_What is being asked_
Leave out every picture, then transcribe the rest of the listing exactly.

━━ Records shown ━━

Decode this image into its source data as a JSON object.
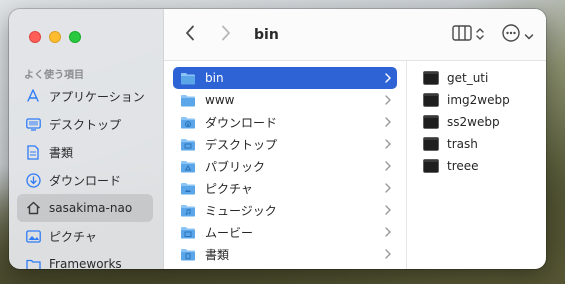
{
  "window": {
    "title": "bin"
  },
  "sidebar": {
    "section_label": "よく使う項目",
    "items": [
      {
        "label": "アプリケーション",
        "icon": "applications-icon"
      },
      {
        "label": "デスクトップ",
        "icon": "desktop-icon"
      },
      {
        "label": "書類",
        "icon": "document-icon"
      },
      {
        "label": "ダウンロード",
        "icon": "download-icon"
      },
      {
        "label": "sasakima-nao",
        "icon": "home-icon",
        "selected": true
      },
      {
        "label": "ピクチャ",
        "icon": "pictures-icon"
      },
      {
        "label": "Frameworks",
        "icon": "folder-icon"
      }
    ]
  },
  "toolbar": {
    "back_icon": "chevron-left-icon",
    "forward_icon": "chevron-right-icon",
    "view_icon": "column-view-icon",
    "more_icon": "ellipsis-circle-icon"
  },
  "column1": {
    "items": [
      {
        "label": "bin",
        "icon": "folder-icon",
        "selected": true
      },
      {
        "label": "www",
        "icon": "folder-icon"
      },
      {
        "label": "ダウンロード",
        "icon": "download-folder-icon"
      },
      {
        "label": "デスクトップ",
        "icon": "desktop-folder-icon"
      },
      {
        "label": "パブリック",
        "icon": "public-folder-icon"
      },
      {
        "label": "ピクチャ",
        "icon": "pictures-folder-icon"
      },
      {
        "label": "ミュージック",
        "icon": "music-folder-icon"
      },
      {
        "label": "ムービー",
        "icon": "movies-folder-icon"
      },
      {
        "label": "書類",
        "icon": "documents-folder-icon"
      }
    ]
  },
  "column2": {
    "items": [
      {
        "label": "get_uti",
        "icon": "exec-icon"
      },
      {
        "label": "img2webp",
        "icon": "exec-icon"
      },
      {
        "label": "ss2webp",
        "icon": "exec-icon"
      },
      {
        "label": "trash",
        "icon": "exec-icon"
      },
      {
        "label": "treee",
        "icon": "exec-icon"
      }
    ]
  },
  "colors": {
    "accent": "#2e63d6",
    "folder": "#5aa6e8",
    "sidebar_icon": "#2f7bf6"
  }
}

━━━

_Task output_
Decode this image into its source data as a JSON object.
{
  "window": {
    "title": "bin"
  },
  "sidebar": {
    "section_label": "よく使う項目",
    "items": [
      {
        "label": "アプリケーション",
        "icon": "applications-icon"
      },
      {
        "label": "デスクトップ",
        "icon": "desktop-icon"
      },
      {
        "label": "書類",
        "icon": "document-icon"
      },
      {
        "label": "ダウンロード",
        "icon": "download-icon"
      },
      {
        "label": "sasakima-nao",
        "icon": "home-icon",
        "selected": true
      },
      {
        "label": "ピクチャ",
        "icon": "pictures-icon"
      },
      {
        "label": "Frameworks",
        "icon": "folder-icon"
      }
    ]
  },
  "toolbar": {
    "back_icon": "chevron-left-icon",
    "forward_icon": "chevron-right-icon",
    "view_icon": "column-view-icon",
    "more_icon": "ellipsis-circle-icon"
  },
  "column1": {
    "items": [
      {
        "label": "bin",
        "icon": "folder-icon",
        "selected": true
      },
      {
        "label": "www",
        "icon": "folder-icon"
      },
      {
        "label": "ダウンロード",
        "icon": "download-folder-icon"
      },
      {
        "label": "デスクトップ",
        "icon": "desktop-folder-icon"
      },
      {
        "label": "パブリック",
        "icon": "public-folder-icon"
      },
      {
        "label": "ピクチャ",
        "icon": "pictures-folder-icon"
      },
      {
        "label": "ミュージック",
        "icon": "music-folder-icon"
      },
      {
        "label": "ムービー",
        "icon": "movies-folder-icon"
      },
      {
        "label": "書類",
        "icon": "documents-folder-icon"
      }
    ]
  },
  "column2": {
    "items": [
      {
        "label": "get_uti",
        "icon": "exec-icon"
      },
      {
        "label": "img2webp",
        "icon": "exec-icon"
      },
      {
        "label": "ss2webp",
        "icon": "exec-icon"
      },
      {
        "label": "trash",
        "icon": "exec-icon"
      },
      {
        "label": "treee",
        "icon": "exec-icon"
      }
    ]
  },
  "colors": {
    "accent": "#2e63d6",
    "folder": "#5aa6e8",
    "sidebar_icon": "#2f7bf6"
  }
}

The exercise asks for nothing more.